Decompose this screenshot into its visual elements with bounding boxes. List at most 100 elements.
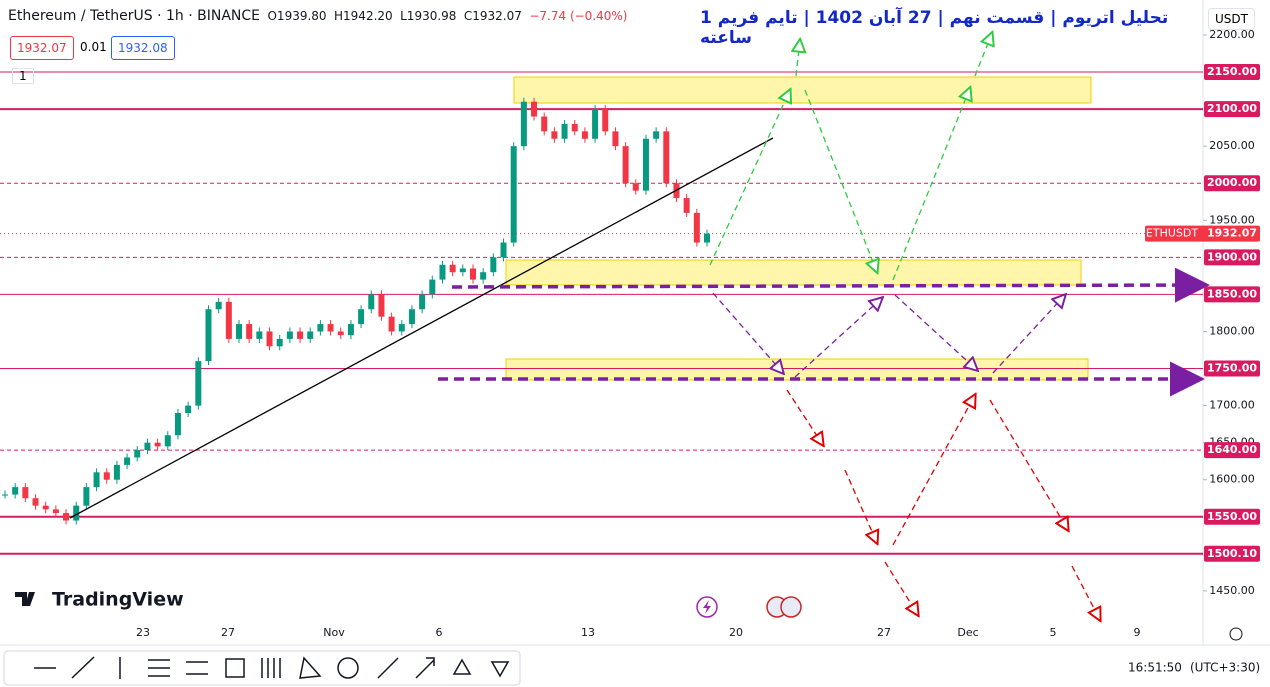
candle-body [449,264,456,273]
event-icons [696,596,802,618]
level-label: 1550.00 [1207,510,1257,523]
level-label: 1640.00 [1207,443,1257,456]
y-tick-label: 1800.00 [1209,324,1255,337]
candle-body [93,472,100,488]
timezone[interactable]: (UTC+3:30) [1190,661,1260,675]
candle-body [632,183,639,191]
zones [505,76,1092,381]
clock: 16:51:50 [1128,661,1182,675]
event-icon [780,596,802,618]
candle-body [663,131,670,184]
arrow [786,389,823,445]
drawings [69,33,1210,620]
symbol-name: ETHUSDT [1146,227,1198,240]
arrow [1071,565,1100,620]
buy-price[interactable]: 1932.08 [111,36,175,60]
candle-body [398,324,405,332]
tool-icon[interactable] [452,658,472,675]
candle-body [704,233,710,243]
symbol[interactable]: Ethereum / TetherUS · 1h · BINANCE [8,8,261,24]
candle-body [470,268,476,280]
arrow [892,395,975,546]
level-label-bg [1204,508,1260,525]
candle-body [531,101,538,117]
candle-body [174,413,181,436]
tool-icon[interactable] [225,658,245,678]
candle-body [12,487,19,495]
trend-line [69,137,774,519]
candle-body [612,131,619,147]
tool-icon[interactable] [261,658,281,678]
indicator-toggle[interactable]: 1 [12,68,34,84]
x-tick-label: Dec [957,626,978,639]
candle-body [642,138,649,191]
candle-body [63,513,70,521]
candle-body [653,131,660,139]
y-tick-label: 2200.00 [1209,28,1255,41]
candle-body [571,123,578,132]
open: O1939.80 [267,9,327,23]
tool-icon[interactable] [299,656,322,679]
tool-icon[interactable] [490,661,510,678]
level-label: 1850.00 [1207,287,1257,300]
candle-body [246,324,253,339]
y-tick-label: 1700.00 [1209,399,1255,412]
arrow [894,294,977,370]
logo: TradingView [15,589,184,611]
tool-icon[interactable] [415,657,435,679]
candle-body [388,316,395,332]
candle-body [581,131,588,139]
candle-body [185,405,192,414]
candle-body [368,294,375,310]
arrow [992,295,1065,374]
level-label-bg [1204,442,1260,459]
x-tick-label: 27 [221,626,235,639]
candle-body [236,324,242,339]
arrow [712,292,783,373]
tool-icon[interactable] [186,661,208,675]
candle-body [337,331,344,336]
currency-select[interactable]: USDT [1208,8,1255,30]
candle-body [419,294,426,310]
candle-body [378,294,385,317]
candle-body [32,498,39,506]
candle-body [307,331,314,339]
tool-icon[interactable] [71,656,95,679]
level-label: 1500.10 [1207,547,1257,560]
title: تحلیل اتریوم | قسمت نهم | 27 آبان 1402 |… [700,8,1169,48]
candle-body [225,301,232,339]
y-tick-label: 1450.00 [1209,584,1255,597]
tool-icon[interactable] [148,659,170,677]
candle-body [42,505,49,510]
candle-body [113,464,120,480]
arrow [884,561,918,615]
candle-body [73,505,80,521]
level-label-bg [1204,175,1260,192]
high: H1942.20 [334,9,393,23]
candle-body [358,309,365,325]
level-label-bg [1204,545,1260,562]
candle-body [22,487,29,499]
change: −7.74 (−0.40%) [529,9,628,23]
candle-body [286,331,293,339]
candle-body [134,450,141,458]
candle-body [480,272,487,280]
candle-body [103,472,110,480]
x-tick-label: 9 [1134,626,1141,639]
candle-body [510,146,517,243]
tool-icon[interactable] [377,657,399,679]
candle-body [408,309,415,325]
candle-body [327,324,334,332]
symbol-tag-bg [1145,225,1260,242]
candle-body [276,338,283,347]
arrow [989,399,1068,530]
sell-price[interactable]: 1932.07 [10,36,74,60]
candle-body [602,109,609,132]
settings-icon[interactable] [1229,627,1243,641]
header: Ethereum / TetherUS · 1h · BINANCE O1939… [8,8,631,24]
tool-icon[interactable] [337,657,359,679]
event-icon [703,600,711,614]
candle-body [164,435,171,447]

______________________________

Rewrite all of the lines above, replacing "candle-body" with "bar-body" everywhere it occurs and leaving everything else unchanged. Omit the pictures from your answer.

Decompose this screenshot into its visual elements with bounding boxes. List at most 100 elements.
bar-body [449,264,456,273]
event-icons [696,596,802,618]
level-label: 1550.00 [1207,510,1257,523]
level-label: 1640.00 [1207,443,1257,456]
y-tick-label: 1800.00 [1209,324,1255,337]
bar-body [93,472,100,488]
timezone[interactable]: (UTC+3:30) [1190,661,1260,675]
bar-body [632,183,639,191]
zones [505,76,1092,381]
clock: 16:51:50 [1128,661,1182,675]
event-icon [780,596,802,618]
bar-body [663,131,670,184]
arrow [786,389,823,445]
drawings [69,33,1210,620]
symbol-name: ETHUSDT [1146,227,1198,240]
arrow [1071,565,1100,620]
buy-price[interactable]: 1932.08 [111,36,175,60]
bar-body [398,324,405,332]
tool-icon[interactable] [452,658,472,675]
bar-body [704,233,710,243]
symbol[interactable]: Ethereum / TetherUS · 1h · BINANCE [8,8,261,24]
bar-body [470,268,476,280]
arrow [892,395,975,546]
level-label-bg [1204,508,1260,525]
bar-body [531,101,538,117]
bar-body [174,413,181,436]
tool-icon[interactable] [225,658,245,678]
bar-body [12,487,19,495]
trend-line [69,137,774,519]
bar-body [612,131,619,147]
tool-icon[interactable] [261,658,281,678]
indicator-toggle[interactable]: 1 [12,68,34,84]
x-tick-label: Dec [957,626,978,639]
bar-body [642,138,649,191]
bar-body [63,513,70,521]
bar-body [653,131,660,139]
y-tick-label: 2200.00 [1209,28,1255,41]
bar-body [571,123,578,132]
open: O1939.80 [267,9,327,23]
tool-icon[interactable] [299,656,322,679]
tool-icon[interactable] [490,661,510,678]
level-label: 1850.00 [1207,287,1257,300]
bar-body [246,324,253,339]
y-tick-label: 1700.00 [1209,399,1255,412]
arrow [894,294,977,370]
logo: TradingView [15,589,184,611]
tool-icon[interactable] [415,657,435,679]
bar-body [388,316,395,332]
bar-body [581,131,588,139]
bar-body [185,405,192,414]
bar-body [368,294,375,310]
arrow [992,295,1065,374]
level-label-bg [1204,442,1260,459]
x-tick-label: 27 [221,626,235,639]
bar-body [236,324,242,339]
arrow [712,292,783,373]
tool-icon[interactable] [186,661,208,675]
bar-body [337,331,344,336]
currency-select[interactable]: USDT [1208,8,1255,30]
bar-body [419,294,426,310]
bar-body [378,294,385,317]
bar-body [32,498,39,506]
bar-body [307,331,314,339]
tool-icon[interactable] [71,656,95,679]
level-label: 1500.10 [1207,547,1257,560]
title: تحلیل اتریوم | قسمت نهم | 27 آبان 1402 |… [700,8,1169,48]
bar-body [225,301,232,339]
y-tick-label: 1450.00 [1209,584,1255,597]
tool-icon[interactable] [148,659,170,677]
bar-body [42,505,49,510]
bar-body [113,464,120,480]
arrow [884,561,918,615]
bar-body [73,505,80,521]
level-label-bg [1204,175,1260,192]
high: H1942.20 [334,9,393,23]
bar-body [358,309,365,325]
level-label-bg [1204,545,1260,562]
bar-body [22,487,29,499]
change: −7.74 (−0.40%) [529,9,628,23]
bar-body [286,331,293,339]
bar-body [134,450,141,458]
bar-body [480,272,487,280]
bar-body [103,472,110,480]
x-tick-label: 9 [1134,626,1141,639]
bar-body [510,146,517,243]
tool-icon[interactable] [377,657,399,679]
bar-body [408,309,415,325]
bar-body [327,324,334,332]
symbol-tag-bg [1145,225,1260,242]
bar-body [276,338,283,347]
arrow [989,399,1068,530]
sell-price[interactable]: 1932.07 [10,36,74,60]
bar-body [602,109,609,132]
settings-icon[interactable] [1229,627,1243,641]
header: Ethereum / TetherUS · 1h · BINANCE O1939… [8,8,631,24]
tool-icon[interactable] [337,657,359,679]
event-icon [703,600,711,614]
bar-body [164,435,171,447]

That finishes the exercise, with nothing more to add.